[Figure record extracts]

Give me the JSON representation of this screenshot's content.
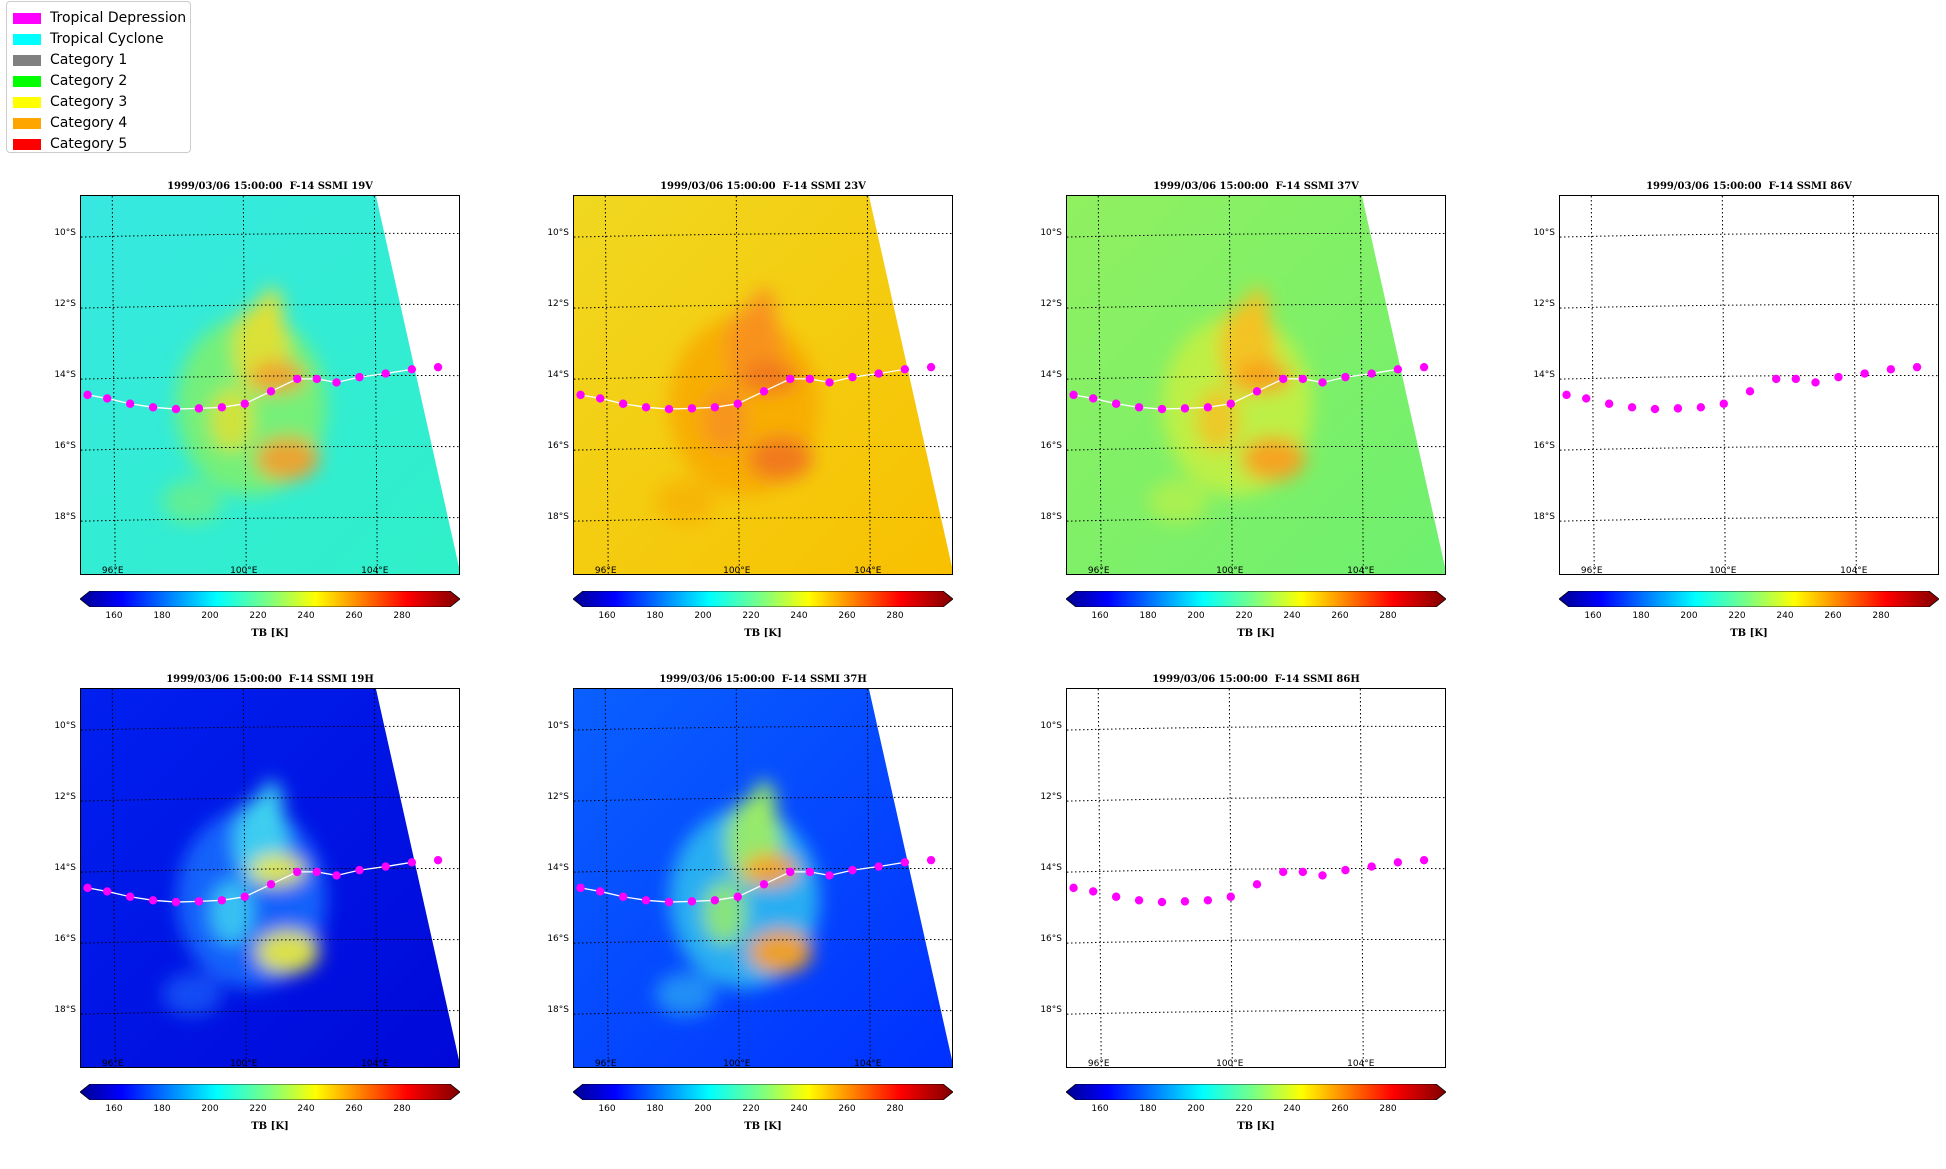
{
  "legend": {
    "items": [
      {
        "label": "Tropical Depression",
        "color": "#ff00ff"
      },
      {
        "label": "Tropical Cyclone",
        "color": "#00ffff"
      },
      {
        "label": "Category 1",
        "color": "#808080"
      },
      {
        "label": "Category 2",
        "color": "#00ff00"
      },
      {
        "label": "Category 3",
        "color": "#ffff00"
      },
      {
        "label": "Category 4",
        "color": "#ffa500"
      },
      {
        "label": "Category 5",
        "color": "#ff0000"
      }
    ]
  },
  "lat_labels": [
    "10°S",
    "12°S",
    "14°S",
    "16°S",
    "18°S"
  ],
  "lon_labels": [
    "96°E",
    "100°E",
    "104°E"
  ],
  "colorbar": {
    "ticks": [
      "160",
      "180",
      "200",
      "220",
      "240",
      "260",
      "280"
    ],
    "label": "TB [K]",
    "range": [
      150,
      300
    ],
    "colormap": "jet"
  },
  "track": {
    "color": "#ff00ff",
    "line_color": "#ffffff",
    "points": [
      [
        95.2,
        -14.5
      ],
      [
        95.8,
        -14.6
      ],
      [
        96.5,
        -14.75
      ],
      [
        97.2,
        -14.85
      ],
      [
        97.9,
        -14.9
      ],
      [
        98.6,
        -14.88
      ],
      [
        99.3,
        -14.85
      ],
      [
        100.0,
        -14.75
      ],
      [
        100.8,
        -14.4
      ],
      [
        101.6,
        -14.05
      ],
      [
        102.2,
        -14.05
      ],
      [
        102.8,
        -14.15
      ],
      [
        103.5,
        -14.0
      ],
      [
        104.3,
        -13.9
      ],
      [
        105.1,
        -13.78
      ],
      [
        105.9,
        -13.72
      ]
    ]
  },
  "panels": [
    {
      "title": "1999/03/06 15:00:00  F-14 SSMI 19V",
      "palette": "19V",
      "has_data": true
    },
    {
      "title": "1999/03/06 15:00:00  F-14 SSMI 23V",
      "palette": "23V",
      "has_data": true
    },
    {
      "title": "1999/03/06 15:00:00  F-14 SSMI 37V",
      "palette": "37V",
      "has_data": true
    },
    {
      "title": "1999/03/06 15:00:00  F-14 SSMI 86V",
      "palette": "none",
      "has_data": false
    },
    {
      "title": "1999/03/06 15:00:00  F-14 SSMI 19H",
      "palette": "19H",
      "has_data": true
    },
    {
      "title": "1999/03/06 15:00:00  F-14 SSMI 37H",
      "palette": "37H",
      "has_data": true
    },
    {
      "title": "1999/03/06 15:00:00  F-14 SSMI 86H",
      "palette": "none",
      "has_data": false
    }
  ],
  "palettes": {
    "19V": {
      "bg": "#2ff0c8",
      "bg2": "#36e8e0",
      "storm": [
        "#80f06a",
        "#e6e030",
        "#f0a030"
      ]
    },
    "23V": {
      "bg": "#f8c000",
      "bg2": "#f0d820",
      "storm": [
        "#f8a800",
        "#f89020",
        "#f07820"
      ]
    },
    "37V": {
      "bg": "#6ef070",
      "bg2": "#90f060",
      "storm": [
        "#c8f040",
        "#f8c020",
        "#f8a020"
      ]
    },
    "19H": {
      "bg": "#0008d8",
      "bg2": "#0020f0",
      "storm": [
        "#1a70ff",
        "#40d8f0",
        "#e6e840"
      ]
    },
    "37H": {
      "bg": "#0030ff",
      "bg2": "#0a60ff",
      "storm": [
        "#30c0f0",
        "#a0f060",
        "#f8a020"
      ]
    }
  }
}
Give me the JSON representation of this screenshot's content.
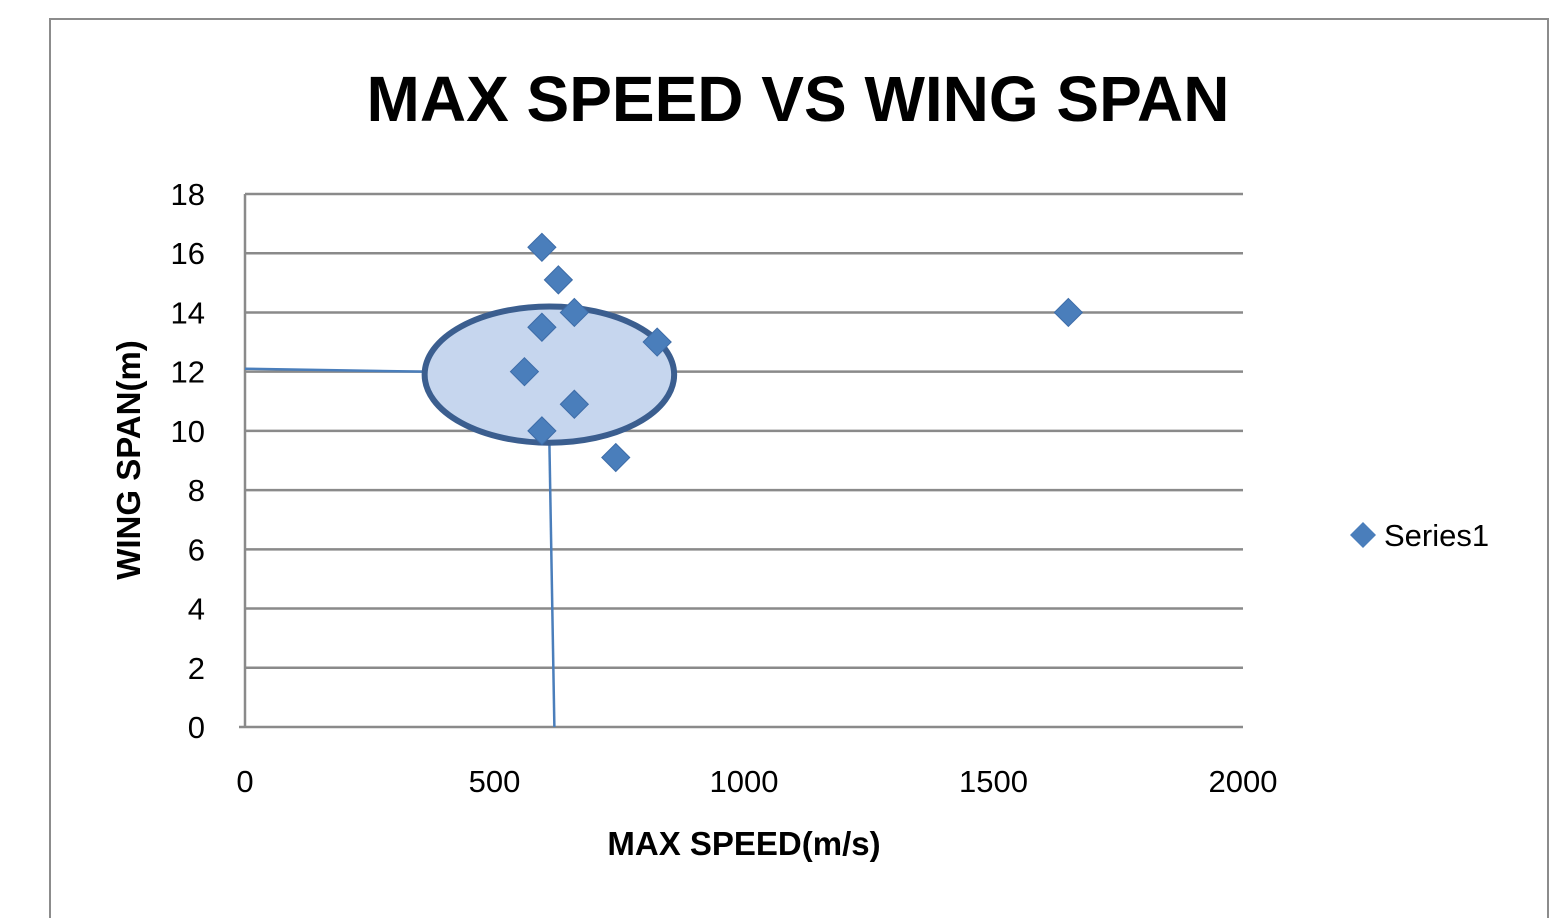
{
  "chart_data": {
    "type": "scatter",
    "title": "MAX SPEED VS WING SPAN",
    "xlabel": "MAX SPEED(m/s)",
    "ylabel": "WING SPAN(m)",
    "xlim": [
      0,
      2000
    ],
    "ylim": [
      0,
      18
    ],
    "xticks": [
      0,
      500,
      1000,
      1500,
      2000
    ],
    "yticks": [
      0,
      2,
      4,
      6,
      8,
      10,
      12,
      14,
      16,
      18
    ],
    "grid": "horizontal",
    "legend_position": "right",
    "series": [
      {
        "name": "Series1",
        "color": "#4a7ebb",
        "marker": "diamond",
        "points": [
          {
            "x": 595,
            "y": 16.2
          },
          {
            "x": 628,
            "y": 15.1
          },
          {
            "x": 660,
            "y": 14.0
          },
          {
            "x": 595,
            "y": 13.5
          },
          {
            "x": 826,
            "y": 13.0
          },
          {
            "x": 560,
            "y": 12.0
          },
          {
            "x": 660,
            "y": 10.9
          },
          {
            "x": 595,
            "y": 10.0
          },
          {
            "x": 743,
            "y": 9.1
          },
          {
            "x": 1650,
            "y": 14.0
          }
        ]
      }
    ],
    "annotations": {
      "highlight_ellipse": {
        "center_x": 610,
        "center_y": 11.9,
        "radius_x": 250,
        "radius_y": 2.3,
        "fill": "#c6d6ee",
        "stroke": "#3b5e8f"
      },
      "guide_lines": [
        {
          "from": {
            "x": 0,
            "y": 12.1
          },
          "to": {
            "x": 355,
            "y": 12.0
          }
        },
        {
          "from": {
            "x": 610,
            "y": 9.6
          },
          "to": {
            "x": 620,
            "y": 0
          }
        }
      ]
    }
  }
}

Instructions to follow: Leave the pictures out and reproduce all of the records exactly.

Solution for this task:
Give me the JSON representation of this screenshot's content.
{
  "legend": {
    "items": [
      {
        "label": "Tropical Depression",
        "color": "#ff00ff"
      },
      {
        "label": "Tropical Cyclone",
        "color": "#00ffff"
      },
      {
        "label": "Category 1",
        "color": "#808080"
      },
      {
        "label": "Category 2",
        "color": "#00ff00"
      },
      {
        "label": "Category 3",
        "color": "#ffff00"
      },
      {
        "label": "Category 4",
        "color": "#ffa500"
      },
      {
        "label": "Category 5",
        "color": "#ff0000"
      }
    ]
  },
  "lat_labels": [
    "10°S",
    "12°S",
    "14°S",
    "16°S",
    "18°S"
  ],
  "lon_labels": [
    "96°E",
    "100°E",
    "104°E"
  ],
  "colorbar": {
    "ticks": [
      "160",
      "180",
      "200",
      "220",
      "240",
      "260",
      "280"
    ],
    "label": "TB [K]",
    "range": [
      150,
      300
    ],
    "colormap": "jet"
  },
  "track": {
    "color": "#ff00ff",
    "line_color": "#ffffff",
    "points": [
      [
        95.2,
        -14.5
      ],
      [
        95.8,
        -14.6
      ],
      [
        96.5,
        -14.75
      ],
      [
        97.2,
        -14.85
      ],
      [
        97.9,
        -14.9
      ],
      [
        98.6,
        -14.88
      ],
      [
        99.3,
        -14.85
      ],
      [
        100.0,
        -14.75
      ],
      [
        100.8,
        -14.4
      ],
      [
        101.6,
        -14.05
      ],
      [
        102.2,
        -14.05
      ],
      [
        102.8,
        -14.15
      ],
      [
        103.5,
        -14.0
      ],
      [
        104.3,
        -13.9
      ],
      [
        105.1,
        -13.78
      ],
      [
        105.9,
        -13.72
      ]
    ]
  },
  "panels": [
    {
      "title": "1999/03/06 15:00:00  F-14 SSMI 19V",
      "palette": "19V",
      "has_data": true
    },
    {
      "title": "1999/03/06 15:00:00  F-14 SSMI 23V",
      "palette": "23V",
      "has_data": true
    },
    {
      "title": "1999/03/06 15:00:00  F-14 SSMI 37V",
      "palette": "37V",
      "has_data": true
    },
    {
      "title": "1999/03/06 15:00:00  F-14 SSMI 86V",
      "palette": "none",
      "has_data": false
    },
    {
      "title": "1999/03/06 15:00:00  F-14 SSMI 19H",
      "palette": "19H",
      "has_data": true
    },
    {
      "title": "1999/03/06 15:00:00  F-14 SSMI 37H",
      "palette": "37H",
      "has_data": true
    },
    {
      "title": "1999/03/06 15:00:00  F-14 SSMI 86H",
      "palette": "none",
      "has_data": false
    }
  ],
  "palettes": {
    "19V": {
      "bg": "#2ff0c8",
      "bg2": "#36e8e0",
      "storm": [
        "#80f06a",
        "#e6e030",
        "#f0a030"
      ]
    },
    "23V": {
      "bg": "#f8c000",
      "bg2": "#f0d820",
      "storm": [
        "#f8a800",
        "#f89020",
        "#f07820"
      ]
    },
    "37V": {
      "bg": "#6ef070",
      "bg2": "#90f060",
      "storm": [
        "#c8f040",
        "#f8c020",
        "#f8a020"
      ]
    },
    "19H": {
      "bg": "#0008d8",
      "bg2": "#0020f0",
      "storm": [
        "#1a70ff",
        "#40d8f0",
        "#e6e840"
      ]
    },
    "37H": {
      "bg": "#0030ff",
      "bg2": "#0a60ff",
      "storm": [
        "#30c0f0",
        "#a0f060",
        "#f8a020"
      ]
    }
  }
}
Give me the JSON representation of this screenshot's content.
{
  "chart_data": {
    "type": "scatter",
    "title": "MAX SPEED VS WING SPAN",
    "xlabel": "MAX SPEED(m/s)",
    "ylabel": "WING SPAN(m)",
    "xlim": [
      0,
      2000
    ],
    "ylim": [
      0,
      18
    ],
    "xticks": [
      0,
      500,
      1000,
      1500,
      2000
    ],
    "yticks": [
      0,
      2,
      4,
      6,
      8,
      10,
      12,
      14,
      16,
      18
    ],
    "grid": "horizontal",
    "legend_position": "right",
    "series": [
      {
        "name": "Series1",
        "color": "#4a7ebb",
        "marker": "diamond",
        "points": [
          {
            "x": 595,
            "y": 16.2
          },
          {
            "x": 628,
            "y": 15.1
          },
          {
            "x": 660,
            "y": 14.0
          },
          {
            "x": 595,
            "y": 13.5
          },
          {
            "x": 826,
            "y": 13.0
          },
          {
            "x": 560,
            "y": 12.0
          },
          {
            "x": 660,
            "y": 10.9
          },
          {
            "x": 595,
            "y": 10.0
          },
          {
            "x": 743,
            "y": 9.1
          },
          {
            "x": 1650,
            "y": 14.0
          }
        ]
      }
    ],
    "annotations": {
      "highlight_ellipse": {
        "center_x": 610,
        "center_y": 11.9,
        "radius_x": 250,
        "radius_y": 2.3,
        "fill": "#c6d6ee",
        "stroke": "#3b5e8f"
      },
      "guide_lines": [
        {
          "from": {
            "x": 0,
            "y": 12.1
          },
          "to": {
            "x": 355,
            "y": 12.0
          }
        },
        {
          "from": {
            "x": 610,
            "y": 9.6
          },
          "to": {
            "x": 620,
            "y": 0
          }
        }
      ]
    }
  }
}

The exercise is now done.